In the records that follow, find each line containing "bold" and copy it.

# # #

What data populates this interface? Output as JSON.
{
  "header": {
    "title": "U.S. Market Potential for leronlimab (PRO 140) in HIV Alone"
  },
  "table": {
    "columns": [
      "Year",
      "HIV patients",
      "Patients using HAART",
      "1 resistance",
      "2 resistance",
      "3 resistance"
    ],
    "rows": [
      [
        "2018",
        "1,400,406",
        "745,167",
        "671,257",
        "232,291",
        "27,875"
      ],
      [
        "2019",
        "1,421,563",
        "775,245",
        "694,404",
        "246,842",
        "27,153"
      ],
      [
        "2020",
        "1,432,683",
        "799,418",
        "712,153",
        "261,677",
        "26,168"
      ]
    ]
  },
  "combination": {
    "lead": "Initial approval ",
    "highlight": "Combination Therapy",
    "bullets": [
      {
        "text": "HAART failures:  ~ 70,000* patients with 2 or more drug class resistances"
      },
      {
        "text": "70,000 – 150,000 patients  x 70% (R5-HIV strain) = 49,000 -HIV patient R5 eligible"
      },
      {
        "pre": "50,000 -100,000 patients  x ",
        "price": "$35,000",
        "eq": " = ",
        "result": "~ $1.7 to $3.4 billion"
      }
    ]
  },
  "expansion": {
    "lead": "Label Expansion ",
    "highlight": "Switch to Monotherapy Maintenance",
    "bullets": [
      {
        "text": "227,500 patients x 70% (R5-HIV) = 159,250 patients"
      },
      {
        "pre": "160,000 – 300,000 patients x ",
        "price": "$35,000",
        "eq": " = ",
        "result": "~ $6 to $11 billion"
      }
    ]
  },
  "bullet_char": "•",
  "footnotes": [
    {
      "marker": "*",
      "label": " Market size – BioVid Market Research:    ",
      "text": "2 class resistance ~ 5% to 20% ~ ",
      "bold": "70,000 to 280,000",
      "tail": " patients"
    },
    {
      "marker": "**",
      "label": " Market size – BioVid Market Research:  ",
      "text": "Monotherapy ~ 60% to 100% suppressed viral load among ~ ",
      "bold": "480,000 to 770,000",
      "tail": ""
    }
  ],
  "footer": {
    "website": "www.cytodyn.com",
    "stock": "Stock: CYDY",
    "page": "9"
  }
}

# # #

▶ [EXERCISE ANSWER]:
      "bold": "70,000 to 280,000",
      "bold": "480,000 to 770,000",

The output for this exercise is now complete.